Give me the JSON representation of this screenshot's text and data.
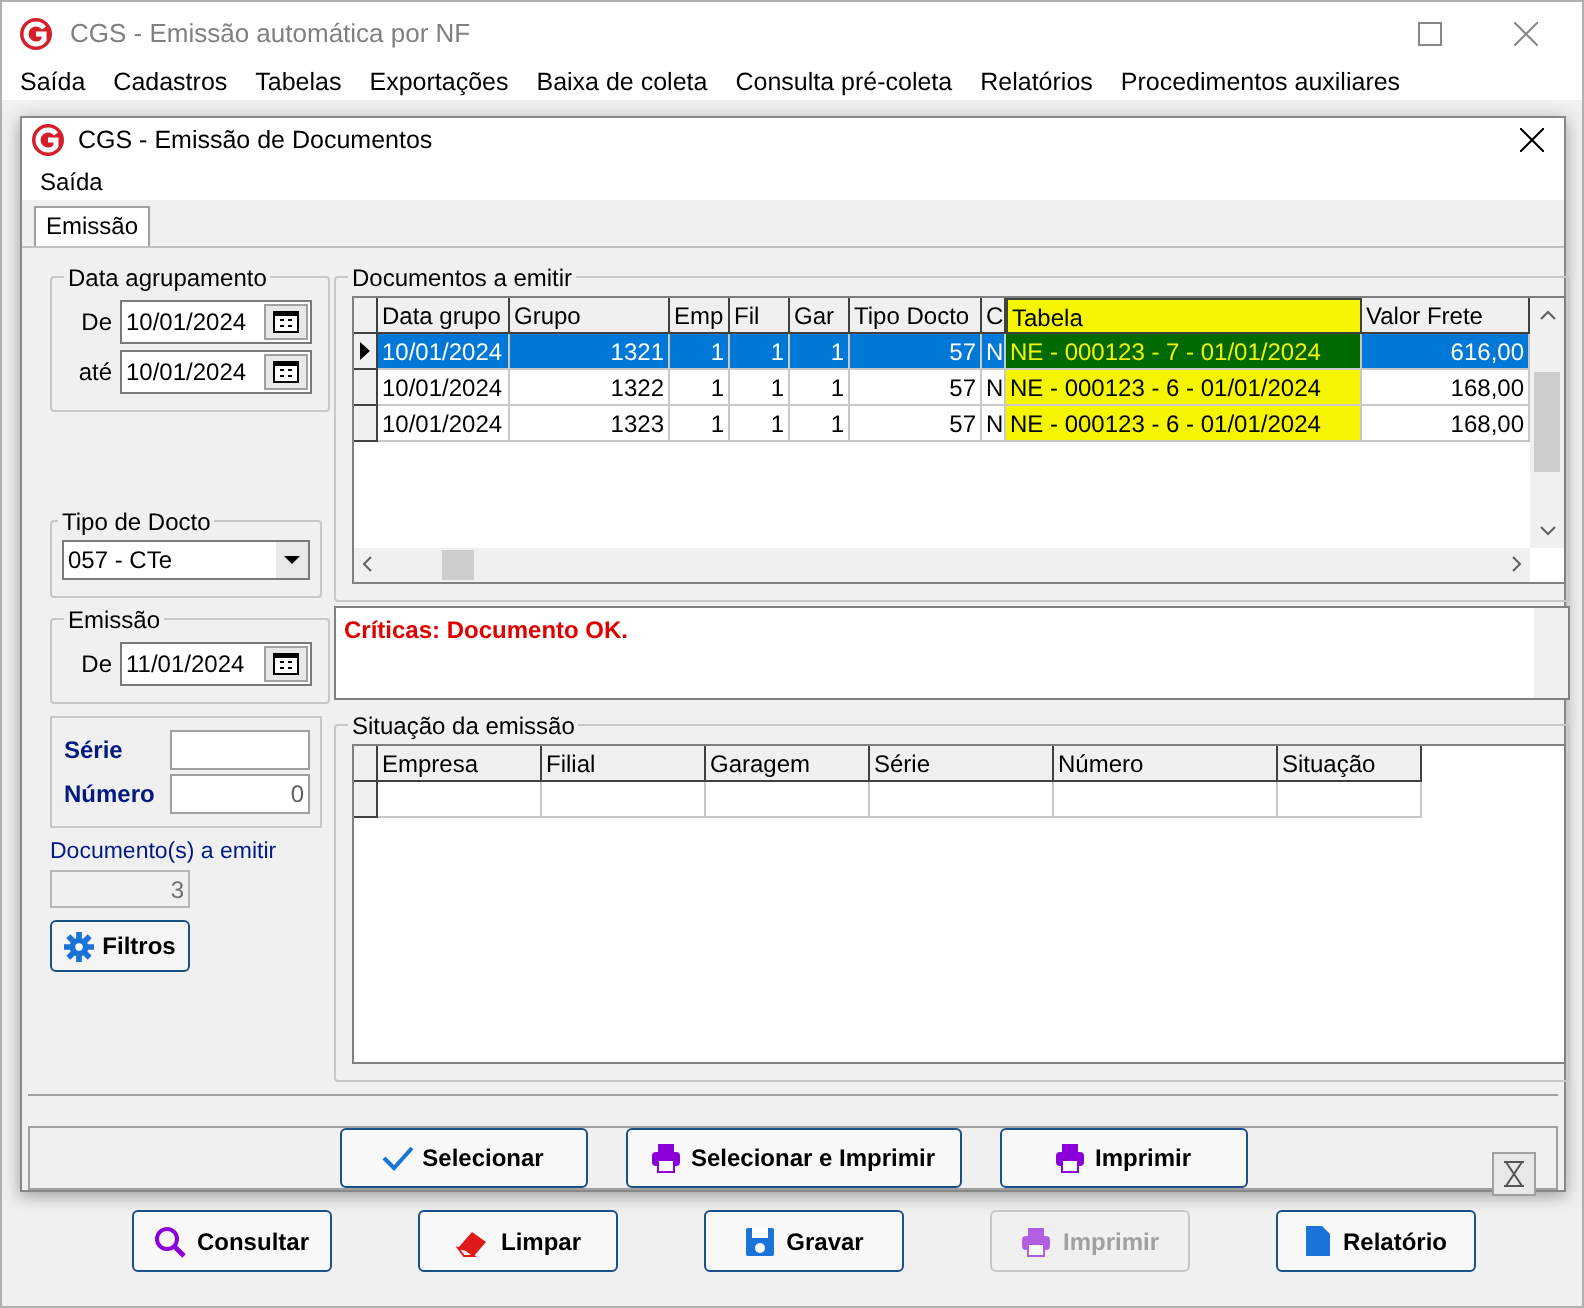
{
  "window": {
    "title": "CGS - Emissão automática por NF",
    "menu": [
      "Saída",
      "Cadastros",
      "Tabelas",
      "Exportações",
      "Baixa de coleta",
      "Consulta pré-coleta",
      "Relatórios",
      "Procedimentos auxiliares"
    ]
  },
  "dialog": {
    "title": "CGS - Emissão de Documentos",
    "menu": [
      "Saída"
    ],
    "tabs": [
      {
        "label": "Emissão",
        "selected": true
      }
    ],
    "grouping": {
      "title": "Data agrupamento",
      "from_label": "De",
      "from": "10/01/2024",
      "to_label": "até",
      "to": "10/01/2024"
    },
    "doc_type": {
      "title": "Tipo de Docto",
      "value": "057 - CTe"
    },
    "issue": {
      "title": "Emissão",
      "from_label": "De",
      "from": "11/01/2024"
    },
    "series": {
      "label": "Série",
      "number_label": "Número",
      "number": "0"
    },
    "to_issue": {
      "label": "Documento(s) a emitir",
      "value": "3"
    },
    "filter_button": "Filtros",
    "documents": {
      "title": "Documentos a emitir",
      "columns": [
        {
          "label": "Data grupo",
          "highlighted": false
        },
        {
          "label": "Grupo",
          "highlighted": false
        },
        {
          "label": "Emp",
          "highlighted": false
        },
        {
          "label": "Fil",
          "highlighted": false
        },
        {
          "label": "Gar",
          "highlighted": false
        },
        {
          "label": "Tipo Docto",
          "highlighted": false
        },
        {
          "label": "C",
          "highlighted": false
        },
        {
          "label": "Tabela",
          "highlighted": true
        },
        {
          "label": "Valor Frete",
          "highlighted": false
        }
      ],
      "rows": [
        {
          "selected": true,
          "cells": [
            "10/01/2024",
            "1321",
            "1",
            "1",
            "1",
            "57",
            "N",
            "NE - 000123 - 7 - 01/01/2024",
            "616,00"
          ]
        },
        {
          "selected": false,
          "cells": [
            "10/01/2024",
            "1322",
            "1",
            "1",
            "1",
            "57",
            "N",
            "NE - 000123 - 6 - 01/01/2024",
            "168,00"
          ]
        },
        {
          "selected": false,
          "cells": [
            "10/01/2024",
            "1323",
            "1",
            "1",
            "1",
            "57",
            "N",
            "NE - 000123 - 6 - 01/01/2024",
            "168,00"
          ]
        }
      ]
    },
    "critique": "Críticas: Documento OK.",
    "status": {
      "title": "Situação da emissão",
      "columns": [
        "Empresa",
        "Filial",
        "Garagem",
        "Série",
        "Número",
        "Situação"
      ]
    },
    "buttons": [
      "Selecionar",
      "Selecionar e Imprimir",
      "Imprimir"
    ]
  },
  "footer_buttons": [
    {
      "label": "Consultar",
      "disabled": false
    },
    {
      "label": "Limpar",
      "disabled": false
    },
    {
      "label": "Gravar",
      "disabled": false
    },
    {
      "label": "Imprimir",
      "disabled": true
    },
    {
      "label": "Relatório",
      "disabled": false
    }
  ]
}
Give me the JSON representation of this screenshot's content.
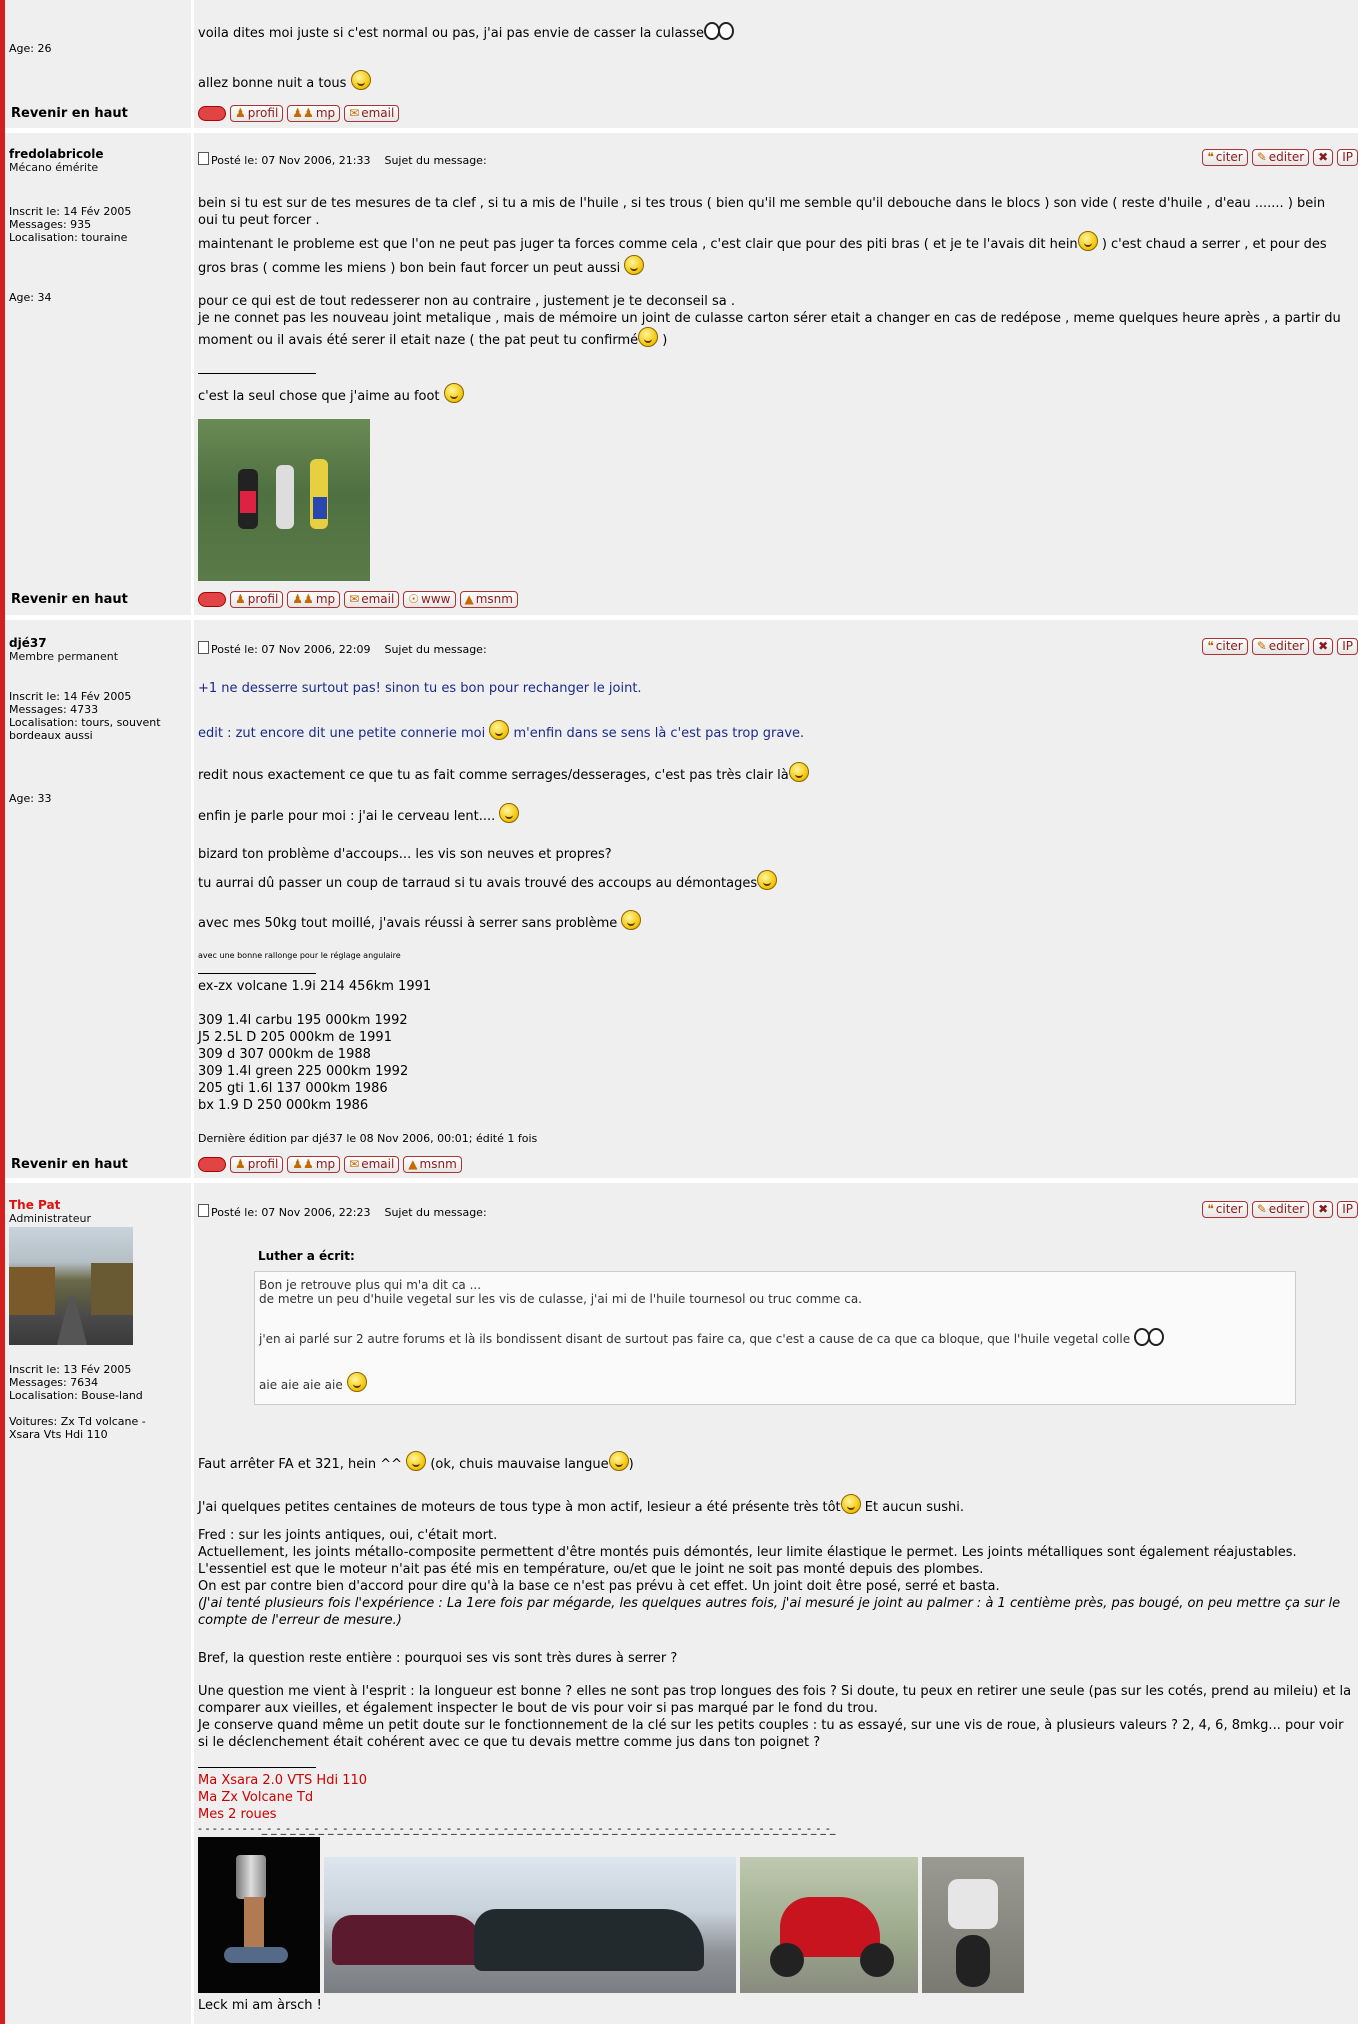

::::

## Your task
Say how many lines contain "screenshot", and give nothing but that number.

## Response to this task
2